**Direction**
Below is a block of records. Copy every line in it that contains the word "المصارف".

*** Data section ***

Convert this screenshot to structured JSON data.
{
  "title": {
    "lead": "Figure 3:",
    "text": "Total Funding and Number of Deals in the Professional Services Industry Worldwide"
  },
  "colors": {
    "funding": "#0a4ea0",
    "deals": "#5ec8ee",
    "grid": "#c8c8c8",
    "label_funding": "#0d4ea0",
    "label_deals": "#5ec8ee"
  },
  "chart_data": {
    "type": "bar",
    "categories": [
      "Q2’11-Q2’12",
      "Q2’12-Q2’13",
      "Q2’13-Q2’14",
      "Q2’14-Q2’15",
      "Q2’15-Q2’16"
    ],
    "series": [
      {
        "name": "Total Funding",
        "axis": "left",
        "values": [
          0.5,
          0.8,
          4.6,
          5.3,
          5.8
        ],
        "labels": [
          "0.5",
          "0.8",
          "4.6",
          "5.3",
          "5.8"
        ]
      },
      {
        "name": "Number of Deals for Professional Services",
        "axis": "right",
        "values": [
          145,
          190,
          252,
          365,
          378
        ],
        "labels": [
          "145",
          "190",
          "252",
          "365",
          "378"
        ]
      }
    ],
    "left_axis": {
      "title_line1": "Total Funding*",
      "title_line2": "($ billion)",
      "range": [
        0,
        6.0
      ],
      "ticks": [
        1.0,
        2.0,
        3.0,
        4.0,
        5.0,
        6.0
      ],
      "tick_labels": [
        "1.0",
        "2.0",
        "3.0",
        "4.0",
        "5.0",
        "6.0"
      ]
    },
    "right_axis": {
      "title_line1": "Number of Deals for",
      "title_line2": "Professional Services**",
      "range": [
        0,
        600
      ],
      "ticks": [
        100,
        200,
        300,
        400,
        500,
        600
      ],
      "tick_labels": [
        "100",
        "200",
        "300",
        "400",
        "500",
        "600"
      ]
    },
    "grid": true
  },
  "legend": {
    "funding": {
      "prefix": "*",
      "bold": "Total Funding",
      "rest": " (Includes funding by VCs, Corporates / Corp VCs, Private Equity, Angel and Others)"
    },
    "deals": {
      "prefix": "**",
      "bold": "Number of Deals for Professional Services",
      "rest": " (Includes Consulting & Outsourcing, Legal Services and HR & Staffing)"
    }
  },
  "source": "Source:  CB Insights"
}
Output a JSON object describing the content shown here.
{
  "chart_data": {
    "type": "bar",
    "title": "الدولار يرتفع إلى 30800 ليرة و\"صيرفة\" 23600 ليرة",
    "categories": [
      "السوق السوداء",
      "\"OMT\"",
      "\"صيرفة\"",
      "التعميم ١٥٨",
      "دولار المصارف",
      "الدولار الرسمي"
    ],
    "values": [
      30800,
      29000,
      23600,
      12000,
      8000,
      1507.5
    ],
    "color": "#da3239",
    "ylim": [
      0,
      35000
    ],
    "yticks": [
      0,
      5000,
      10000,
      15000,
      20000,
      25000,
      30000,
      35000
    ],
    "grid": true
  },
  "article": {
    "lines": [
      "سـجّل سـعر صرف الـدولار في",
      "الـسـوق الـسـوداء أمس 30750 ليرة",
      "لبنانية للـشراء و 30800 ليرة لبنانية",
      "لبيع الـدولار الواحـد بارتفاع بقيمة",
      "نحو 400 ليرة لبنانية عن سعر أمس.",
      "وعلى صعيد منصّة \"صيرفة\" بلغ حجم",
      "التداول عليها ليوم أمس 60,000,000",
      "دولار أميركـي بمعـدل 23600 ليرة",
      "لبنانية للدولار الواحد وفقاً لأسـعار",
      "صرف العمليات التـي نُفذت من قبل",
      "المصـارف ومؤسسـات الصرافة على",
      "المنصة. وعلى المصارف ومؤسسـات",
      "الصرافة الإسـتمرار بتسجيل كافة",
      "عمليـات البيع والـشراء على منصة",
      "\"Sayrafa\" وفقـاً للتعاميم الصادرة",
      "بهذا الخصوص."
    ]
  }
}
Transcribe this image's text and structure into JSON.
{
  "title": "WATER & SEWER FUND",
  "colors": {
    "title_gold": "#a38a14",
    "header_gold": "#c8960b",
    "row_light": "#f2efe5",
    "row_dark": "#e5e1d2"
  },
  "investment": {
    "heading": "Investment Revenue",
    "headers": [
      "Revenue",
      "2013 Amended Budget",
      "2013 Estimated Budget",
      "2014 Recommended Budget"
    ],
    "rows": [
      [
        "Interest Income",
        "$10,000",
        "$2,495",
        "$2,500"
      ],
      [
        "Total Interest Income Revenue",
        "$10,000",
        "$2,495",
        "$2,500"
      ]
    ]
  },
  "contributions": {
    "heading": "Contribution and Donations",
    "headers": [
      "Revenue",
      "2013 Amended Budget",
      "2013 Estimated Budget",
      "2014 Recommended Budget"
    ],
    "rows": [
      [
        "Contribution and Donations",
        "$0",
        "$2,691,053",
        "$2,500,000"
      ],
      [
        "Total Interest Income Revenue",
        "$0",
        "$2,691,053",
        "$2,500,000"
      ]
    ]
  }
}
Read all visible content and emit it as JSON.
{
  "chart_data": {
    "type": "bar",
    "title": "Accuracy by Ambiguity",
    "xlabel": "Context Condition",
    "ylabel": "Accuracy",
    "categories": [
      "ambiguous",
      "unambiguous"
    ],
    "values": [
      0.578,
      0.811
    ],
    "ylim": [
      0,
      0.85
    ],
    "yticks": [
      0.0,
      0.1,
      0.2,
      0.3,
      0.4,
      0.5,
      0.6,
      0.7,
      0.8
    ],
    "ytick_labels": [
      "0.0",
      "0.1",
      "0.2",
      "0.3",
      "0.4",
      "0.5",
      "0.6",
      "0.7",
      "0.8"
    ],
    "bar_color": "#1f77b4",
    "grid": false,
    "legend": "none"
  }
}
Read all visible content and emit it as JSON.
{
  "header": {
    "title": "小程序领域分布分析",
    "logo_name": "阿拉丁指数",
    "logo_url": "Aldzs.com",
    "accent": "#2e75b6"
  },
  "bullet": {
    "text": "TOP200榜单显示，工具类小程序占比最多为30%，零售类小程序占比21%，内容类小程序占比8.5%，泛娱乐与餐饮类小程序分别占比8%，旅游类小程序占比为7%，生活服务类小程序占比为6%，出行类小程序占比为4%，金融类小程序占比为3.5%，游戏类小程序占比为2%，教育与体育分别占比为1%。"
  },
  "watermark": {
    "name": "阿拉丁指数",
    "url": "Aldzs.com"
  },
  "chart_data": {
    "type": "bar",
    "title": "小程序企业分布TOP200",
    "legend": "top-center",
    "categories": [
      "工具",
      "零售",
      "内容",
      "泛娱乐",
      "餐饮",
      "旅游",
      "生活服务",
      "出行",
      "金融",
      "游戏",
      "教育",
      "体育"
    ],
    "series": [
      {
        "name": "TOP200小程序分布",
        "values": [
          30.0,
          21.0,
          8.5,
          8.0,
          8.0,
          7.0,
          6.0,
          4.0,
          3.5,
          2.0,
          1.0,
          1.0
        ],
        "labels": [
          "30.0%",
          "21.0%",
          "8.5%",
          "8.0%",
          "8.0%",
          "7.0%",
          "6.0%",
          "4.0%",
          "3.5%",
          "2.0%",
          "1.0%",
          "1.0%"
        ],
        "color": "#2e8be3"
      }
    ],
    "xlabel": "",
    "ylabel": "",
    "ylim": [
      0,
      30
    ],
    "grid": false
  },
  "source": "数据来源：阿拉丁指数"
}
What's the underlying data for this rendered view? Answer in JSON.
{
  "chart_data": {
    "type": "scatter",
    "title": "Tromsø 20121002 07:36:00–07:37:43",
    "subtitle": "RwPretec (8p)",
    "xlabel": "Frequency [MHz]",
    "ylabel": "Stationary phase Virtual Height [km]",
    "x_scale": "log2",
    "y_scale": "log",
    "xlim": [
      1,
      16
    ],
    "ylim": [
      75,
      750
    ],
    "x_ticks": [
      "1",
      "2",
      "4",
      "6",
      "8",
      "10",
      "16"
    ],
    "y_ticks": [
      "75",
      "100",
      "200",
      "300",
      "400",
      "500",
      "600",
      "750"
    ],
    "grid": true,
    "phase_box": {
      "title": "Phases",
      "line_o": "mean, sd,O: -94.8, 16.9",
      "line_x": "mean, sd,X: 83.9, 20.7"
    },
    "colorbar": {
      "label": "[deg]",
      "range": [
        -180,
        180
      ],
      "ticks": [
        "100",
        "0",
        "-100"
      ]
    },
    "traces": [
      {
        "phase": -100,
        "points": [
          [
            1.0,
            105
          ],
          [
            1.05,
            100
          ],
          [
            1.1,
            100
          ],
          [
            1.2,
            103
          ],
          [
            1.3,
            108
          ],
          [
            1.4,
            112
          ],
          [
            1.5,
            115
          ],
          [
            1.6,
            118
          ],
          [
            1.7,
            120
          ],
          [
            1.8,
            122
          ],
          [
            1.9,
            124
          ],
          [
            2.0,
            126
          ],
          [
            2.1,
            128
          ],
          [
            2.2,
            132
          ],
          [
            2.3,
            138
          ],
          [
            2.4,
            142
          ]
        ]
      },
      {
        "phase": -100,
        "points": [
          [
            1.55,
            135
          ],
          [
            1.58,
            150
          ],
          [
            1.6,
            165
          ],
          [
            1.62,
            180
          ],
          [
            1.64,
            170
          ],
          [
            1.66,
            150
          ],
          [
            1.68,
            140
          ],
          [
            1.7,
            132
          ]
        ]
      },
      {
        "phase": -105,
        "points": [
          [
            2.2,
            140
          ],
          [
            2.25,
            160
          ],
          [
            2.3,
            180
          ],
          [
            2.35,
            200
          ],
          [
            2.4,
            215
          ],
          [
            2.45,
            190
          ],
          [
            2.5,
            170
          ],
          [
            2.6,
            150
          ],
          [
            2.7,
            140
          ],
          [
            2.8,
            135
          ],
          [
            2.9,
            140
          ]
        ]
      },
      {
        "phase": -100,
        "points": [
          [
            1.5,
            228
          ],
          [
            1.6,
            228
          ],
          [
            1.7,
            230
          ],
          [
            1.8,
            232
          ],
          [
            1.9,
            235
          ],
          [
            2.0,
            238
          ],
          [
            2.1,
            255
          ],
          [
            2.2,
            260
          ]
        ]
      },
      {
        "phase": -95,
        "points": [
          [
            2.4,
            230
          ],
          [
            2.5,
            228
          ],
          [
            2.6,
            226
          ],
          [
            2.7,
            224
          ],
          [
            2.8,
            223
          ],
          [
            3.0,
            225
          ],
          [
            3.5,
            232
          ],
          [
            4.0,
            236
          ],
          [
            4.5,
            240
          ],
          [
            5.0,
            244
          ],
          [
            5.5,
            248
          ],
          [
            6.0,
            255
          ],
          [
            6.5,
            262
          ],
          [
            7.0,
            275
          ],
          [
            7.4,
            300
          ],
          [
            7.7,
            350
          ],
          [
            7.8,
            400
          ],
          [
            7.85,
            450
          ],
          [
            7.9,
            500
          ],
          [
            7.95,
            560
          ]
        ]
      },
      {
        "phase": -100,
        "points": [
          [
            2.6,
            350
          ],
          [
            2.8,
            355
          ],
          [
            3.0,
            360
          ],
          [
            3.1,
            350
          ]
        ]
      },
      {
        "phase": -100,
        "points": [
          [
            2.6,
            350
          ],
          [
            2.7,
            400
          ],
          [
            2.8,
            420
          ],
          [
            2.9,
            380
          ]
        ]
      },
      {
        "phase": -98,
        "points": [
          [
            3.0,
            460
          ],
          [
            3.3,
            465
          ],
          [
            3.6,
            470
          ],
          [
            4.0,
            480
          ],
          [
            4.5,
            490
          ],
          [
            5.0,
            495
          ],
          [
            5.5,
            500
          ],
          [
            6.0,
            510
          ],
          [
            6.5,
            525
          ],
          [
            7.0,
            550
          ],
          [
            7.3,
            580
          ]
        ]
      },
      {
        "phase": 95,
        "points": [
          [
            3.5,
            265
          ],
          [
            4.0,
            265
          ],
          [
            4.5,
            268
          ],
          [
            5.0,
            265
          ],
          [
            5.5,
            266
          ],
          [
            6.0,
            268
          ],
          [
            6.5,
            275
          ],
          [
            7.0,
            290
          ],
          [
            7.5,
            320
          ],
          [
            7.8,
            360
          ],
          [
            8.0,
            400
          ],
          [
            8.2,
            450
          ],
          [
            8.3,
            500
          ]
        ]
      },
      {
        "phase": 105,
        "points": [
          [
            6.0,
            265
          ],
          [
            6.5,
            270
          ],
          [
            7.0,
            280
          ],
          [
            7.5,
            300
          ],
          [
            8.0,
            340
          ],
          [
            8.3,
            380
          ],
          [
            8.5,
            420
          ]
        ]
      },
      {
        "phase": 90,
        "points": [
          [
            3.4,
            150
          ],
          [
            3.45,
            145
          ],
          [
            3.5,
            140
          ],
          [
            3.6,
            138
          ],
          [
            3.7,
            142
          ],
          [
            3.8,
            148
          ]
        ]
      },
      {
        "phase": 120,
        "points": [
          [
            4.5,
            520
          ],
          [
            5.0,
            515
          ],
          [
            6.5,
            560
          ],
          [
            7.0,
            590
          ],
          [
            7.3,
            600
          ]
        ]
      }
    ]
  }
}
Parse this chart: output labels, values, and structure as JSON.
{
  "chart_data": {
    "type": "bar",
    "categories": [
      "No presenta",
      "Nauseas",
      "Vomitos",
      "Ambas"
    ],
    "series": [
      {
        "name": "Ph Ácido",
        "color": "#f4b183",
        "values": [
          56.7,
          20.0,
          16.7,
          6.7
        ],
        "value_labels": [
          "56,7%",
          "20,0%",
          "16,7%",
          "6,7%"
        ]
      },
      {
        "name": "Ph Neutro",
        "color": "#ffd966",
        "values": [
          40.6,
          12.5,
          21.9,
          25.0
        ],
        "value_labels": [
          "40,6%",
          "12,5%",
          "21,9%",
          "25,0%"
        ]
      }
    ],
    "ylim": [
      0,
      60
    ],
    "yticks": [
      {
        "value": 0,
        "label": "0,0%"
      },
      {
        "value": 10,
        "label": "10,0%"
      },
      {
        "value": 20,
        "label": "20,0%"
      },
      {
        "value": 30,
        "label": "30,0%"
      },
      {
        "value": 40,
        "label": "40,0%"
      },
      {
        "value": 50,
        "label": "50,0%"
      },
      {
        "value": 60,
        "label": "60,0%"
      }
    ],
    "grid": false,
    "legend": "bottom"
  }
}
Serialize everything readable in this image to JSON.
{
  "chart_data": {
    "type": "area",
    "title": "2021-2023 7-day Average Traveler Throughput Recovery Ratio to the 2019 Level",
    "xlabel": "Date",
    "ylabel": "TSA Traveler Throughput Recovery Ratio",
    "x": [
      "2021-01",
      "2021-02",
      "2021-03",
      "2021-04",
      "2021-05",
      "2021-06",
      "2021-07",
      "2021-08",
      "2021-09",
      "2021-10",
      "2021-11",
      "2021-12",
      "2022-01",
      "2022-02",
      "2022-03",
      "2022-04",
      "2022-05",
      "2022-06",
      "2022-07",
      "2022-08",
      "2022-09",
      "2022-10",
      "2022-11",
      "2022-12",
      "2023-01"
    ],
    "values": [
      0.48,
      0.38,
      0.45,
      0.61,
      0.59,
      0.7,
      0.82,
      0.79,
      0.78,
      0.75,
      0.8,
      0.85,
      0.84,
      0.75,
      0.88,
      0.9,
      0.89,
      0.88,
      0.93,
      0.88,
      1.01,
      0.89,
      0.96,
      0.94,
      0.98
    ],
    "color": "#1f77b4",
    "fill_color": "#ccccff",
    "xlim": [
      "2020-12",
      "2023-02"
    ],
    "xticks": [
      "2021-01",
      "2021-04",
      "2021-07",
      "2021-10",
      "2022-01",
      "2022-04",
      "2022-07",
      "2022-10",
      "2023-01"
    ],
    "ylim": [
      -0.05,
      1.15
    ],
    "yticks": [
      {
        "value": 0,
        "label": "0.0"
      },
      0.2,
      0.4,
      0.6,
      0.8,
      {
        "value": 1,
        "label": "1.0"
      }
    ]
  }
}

***

**Exercise solution**
      "دولار المصارف",
      "المنصة. وعلى المصارف ومؤسسـات",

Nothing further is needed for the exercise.